Data records:
— start —
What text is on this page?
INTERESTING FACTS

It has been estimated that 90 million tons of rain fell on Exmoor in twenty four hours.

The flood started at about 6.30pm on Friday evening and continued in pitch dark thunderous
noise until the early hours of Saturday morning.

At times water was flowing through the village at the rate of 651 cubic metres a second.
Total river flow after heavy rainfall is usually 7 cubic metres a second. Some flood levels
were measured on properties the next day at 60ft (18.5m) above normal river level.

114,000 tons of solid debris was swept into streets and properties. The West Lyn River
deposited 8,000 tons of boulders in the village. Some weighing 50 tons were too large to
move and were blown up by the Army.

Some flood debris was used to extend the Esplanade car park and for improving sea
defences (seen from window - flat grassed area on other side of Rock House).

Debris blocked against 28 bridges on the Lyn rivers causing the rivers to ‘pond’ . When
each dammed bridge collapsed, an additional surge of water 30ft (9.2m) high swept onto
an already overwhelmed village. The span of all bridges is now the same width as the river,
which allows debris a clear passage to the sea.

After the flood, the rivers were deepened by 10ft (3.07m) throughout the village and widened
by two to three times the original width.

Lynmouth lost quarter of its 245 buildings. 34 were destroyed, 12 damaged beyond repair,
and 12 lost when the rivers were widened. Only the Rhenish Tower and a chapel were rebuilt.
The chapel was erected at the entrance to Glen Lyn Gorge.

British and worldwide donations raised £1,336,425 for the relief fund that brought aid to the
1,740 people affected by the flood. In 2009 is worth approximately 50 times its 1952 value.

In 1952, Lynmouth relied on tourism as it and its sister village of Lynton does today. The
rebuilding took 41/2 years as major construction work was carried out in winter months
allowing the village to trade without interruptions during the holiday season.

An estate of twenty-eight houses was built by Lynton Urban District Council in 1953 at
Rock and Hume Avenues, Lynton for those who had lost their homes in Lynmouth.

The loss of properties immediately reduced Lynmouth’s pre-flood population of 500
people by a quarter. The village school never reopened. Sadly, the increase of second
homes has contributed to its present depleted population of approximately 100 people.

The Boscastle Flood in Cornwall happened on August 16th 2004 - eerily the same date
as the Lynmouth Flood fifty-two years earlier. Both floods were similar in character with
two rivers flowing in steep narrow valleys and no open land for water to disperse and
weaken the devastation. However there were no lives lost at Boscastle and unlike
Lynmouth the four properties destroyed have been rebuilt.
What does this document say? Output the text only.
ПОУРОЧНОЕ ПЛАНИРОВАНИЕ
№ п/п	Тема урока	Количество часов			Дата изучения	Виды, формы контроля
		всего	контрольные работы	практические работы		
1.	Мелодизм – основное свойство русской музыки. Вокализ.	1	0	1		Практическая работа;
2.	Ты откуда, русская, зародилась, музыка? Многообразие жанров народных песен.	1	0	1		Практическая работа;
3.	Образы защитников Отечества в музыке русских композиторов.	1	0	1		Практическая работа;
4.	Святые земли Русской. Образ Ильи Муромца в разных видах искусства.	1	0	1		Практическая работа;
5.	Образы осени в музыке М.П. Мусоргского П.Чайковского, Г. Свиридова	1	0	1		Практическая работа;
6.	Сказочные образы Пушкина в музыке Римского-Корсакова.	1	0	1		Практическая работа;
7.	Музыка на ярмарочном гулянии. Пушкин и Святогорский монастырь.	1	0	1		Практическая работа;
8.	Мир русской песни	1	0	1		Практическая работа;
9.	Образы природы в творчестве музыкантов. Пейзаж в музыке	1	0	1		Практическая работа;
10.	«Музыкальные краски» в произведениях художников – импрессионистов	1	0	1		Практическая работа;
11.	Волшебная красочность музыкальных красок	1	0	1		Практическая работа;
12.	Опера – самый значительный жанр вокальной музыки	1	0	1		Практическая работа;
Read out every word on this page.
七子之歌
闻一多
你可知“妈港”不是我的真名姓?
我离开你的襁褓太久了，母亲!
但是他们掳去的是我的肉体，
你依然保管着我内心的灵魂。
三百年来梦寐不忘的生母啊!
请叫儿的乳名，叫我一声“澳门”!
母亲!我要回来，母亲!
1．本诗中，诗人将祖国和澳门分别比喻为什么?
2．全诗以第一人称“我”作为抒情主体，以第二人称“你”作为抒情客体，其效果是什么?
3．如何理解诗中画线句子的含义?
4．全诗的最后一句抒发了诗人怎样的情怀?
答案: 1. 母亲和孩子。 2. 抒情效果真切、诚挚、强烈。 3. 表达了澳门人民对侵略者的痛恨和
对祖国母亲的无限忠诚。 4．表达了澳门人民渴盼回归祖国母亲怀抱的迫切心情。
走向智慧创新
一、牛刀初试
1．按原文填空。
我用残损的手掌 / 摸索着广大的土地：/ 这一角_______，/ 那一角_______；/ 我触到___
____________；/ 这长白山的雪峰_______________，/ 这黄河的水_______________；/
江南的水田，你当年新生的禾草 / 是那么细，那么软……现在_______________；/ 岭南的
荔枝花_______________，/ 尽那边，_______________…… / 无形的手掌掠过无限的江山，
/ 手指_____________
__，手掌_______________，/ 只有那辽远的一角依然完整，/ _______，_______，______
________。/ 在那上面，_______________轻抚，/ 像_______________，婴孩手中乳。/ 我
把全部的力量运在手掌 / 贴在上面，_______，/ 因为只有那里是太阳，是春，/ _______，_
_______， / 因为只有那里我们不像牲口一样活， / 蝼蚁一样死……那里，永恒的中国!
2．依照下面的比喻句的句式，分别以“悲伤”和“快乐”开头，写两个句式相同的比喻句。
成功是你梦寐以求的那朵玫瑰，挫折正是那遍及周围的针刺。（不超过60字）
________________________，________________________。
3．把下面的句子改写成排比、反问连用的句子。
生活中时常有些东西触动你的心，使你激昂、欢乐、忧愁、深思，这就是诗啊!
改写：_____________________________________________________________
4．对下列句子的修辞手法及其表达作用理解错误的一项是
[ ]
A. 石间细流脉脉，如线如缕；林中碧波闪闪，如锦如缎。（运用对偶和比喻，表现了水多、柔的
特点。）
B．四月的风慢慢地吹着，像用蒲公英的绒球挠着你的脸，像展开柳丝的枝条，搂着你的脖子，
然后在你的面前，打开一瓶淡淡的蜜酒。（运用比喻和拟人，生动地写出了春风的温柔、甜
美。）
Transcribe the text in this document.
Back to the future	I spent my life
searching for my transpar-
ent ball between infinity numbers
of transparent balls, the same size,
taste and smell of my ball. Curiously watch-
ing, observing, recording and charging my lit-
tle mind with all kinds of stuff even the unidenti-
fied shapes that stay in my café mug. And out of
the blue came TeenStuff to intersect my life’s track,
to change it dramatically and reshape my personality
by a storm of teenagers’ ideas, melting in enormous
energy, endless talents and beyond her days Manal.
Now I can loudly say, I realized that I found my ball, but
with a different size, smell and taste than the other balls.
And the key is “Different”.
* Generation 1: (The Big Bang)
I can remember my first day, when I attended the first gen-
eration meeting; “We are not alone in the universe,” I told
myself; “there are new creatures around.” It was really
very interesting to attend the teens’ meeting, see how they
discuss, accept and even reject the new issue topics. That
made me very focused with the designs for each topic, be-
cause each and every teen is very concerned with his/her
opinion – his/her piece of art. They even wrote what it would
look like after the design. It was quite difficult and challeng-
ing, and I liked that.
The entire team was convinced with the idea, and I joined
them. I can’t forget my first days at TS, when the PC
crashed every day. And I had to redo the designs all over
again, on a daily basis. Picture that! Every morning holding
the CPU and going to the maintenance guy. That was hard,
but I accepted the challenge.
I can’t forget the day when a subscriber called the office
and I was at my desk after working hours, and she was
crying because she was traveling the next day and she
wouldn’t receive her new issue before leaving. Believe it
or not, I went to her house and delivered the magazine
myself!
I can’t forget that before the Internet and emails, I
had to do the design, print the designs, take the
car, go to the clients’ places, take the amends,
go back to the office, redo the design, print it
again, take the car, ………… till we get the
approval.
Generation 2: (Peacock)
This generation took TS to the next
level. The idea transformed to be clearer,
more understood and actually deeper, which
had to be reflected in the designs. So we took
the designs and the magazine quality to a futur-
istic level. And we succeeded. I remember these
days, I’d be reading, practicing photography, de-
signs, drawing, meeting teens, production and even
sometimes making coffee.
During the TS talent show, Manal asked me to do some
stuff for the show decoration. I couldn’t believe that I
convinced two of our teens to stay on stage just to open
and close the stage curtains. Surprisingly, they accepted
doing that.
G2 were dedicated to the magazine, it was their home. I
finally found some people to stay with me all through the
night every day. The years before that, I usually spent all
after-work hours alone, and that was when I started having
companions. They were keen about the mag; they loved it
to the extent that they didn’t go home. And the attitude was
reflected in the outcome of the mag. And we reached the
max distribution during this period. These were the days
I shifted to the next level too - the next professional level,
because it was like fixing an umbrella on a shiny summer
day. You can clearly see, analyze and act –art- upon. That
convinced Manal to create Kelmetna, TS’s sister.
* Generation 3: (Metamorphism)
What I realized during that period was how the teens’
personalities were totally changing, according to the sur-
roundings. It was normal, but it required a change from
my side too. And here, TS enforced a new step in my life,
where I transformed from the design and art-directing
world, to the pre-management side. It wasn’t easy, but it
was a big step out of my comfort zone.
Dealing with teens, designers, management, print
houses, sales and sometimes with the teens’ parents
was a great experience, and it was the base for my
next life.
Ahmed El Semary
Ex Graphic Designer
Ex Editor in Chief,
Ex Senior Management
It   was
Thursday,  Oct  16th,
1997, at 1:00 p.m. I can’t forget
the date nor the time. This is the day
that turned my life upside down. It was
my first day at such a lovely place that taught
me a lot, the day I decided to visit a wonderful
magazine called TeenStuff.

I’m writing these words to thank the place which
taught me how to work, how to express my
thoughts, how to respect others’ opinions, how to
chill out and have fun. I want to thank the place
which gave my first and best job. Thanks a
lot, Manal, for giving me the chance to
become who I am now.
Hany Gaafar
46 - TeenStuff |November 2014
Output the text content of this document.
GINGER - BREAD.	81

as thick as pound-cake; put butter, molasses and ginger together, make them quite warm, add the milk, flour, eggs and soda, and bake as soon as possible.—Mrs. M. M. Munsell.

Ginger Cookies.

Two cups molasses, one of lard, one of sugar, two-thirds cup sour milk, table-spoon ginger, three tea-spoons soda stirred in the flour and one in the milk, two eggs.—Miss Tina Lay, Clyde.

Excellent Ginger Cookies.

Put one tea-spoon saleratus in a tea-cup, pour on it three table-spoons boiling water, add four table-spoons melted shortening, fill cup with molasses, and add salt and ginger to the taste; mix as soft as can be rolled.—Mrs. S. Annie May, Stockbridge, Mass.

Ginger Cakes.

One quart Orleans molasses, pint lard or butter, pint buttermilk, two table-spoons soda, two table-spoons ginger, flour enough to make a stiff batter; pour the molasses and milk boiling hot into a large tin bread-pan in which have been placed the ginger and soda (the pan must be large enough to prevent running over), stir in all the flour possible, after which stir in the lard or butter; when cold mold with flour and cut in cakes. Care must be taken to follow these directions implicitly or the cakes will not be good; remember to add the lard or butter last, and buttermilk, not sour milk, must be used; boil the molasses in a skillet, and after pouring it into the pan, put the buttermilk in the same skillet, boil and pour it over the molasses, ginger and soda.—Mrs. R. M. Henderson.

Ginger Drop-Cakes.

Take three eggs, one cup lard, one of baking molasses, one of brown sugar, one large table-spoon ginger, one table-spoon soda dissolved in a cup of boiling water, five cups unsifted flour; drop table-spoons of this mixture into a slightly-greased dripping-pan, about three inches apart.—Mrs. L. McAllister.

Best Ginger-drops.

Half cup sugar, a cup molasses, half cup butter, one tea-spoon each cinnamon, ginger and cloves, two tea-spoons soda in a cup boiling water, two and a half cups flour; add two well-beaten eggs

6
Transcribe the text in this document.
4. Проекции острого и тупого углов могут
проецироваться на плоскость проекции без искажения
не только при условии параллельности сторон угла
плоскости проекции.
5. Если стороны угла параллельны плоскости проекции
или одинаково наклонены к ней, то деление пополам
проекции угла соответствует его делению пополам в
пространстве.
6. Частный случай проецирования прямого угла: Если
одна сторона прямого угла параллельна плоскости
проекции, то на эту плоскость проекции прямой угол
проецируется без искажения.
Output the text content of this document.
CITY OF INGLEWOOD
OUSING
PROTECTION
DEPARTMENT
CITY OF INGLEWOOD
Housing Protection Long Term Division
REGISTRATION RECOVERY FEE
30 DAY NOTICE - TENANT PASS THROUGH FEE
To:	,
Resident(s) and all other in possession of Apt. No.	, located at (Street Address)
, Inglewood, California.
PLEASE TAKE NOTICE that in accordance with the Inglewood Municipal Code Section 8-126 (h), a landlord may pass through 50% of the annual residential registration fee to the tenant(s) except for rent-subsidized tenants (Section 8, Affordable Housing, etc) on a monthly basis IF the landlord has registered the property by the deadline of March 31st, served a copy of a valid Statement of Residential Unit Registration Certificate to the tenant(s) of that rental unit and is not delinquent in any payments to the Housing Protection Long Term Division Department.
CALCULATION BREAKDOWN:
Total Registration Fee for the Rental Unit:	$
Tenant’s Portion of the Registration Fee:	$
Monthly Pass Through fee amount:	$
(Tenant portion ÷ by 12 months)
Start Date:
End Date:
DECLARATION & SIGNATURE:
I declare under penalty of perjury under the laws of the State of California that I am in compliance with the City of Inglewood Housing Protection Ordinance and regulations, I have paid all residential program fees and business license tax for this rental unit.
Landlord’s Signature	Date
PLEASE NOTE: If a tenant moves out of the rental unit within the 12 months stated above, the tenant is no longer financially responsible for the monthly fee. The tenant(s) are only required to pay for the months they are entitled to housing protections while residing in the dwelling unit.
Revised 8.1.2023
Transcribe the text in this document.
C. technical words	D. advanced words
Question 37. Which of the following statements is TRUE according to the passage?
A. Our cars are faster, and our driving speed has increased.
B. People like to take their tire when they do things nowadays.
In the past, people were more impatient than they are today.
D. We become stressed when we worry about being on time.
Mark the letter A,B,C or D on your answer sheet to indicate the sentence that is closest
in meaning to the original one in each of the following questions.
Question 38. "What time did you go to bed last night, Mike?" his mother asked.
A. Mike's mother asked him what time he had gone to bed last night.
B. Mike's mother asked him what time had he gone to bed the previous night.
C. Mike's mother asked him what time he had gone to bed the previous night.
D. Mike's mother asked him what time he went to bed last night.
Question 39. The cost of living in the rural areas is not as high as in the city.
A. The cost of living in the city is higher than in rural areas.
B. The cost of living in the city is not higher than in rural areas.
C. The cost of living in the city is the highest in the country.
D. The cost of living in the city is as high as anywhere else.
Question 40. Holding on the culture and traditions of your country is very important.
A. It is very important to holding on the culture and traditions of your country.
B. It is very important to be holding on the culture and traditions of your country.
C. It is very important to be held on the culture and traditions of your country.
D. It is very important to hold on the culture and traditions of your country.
— end —
• [Objective]: Find the word "basis" in the data and show each line that holds it.

• [Exercise result]:
again, on a daily basis. Picture that! Every morning holding
PLEASE TAKE NOTICE that in accordance with the Inglewood Municipal Code Section 8-126 (h), a landlord may pass through 50% of the annual residential registration fee to the tenant(s) except for rent-subsidized tenants (Section 8, Affordable Housing, etc) on a monthly basis IF the landlord has registered the property by the deadline of March 31st, served a copy of a valid Statement of Residential Unit Registration Certificate to the tenant(s) of that rental unit and is not delinquent in any payments to the Housing Protection Long Term Division Department.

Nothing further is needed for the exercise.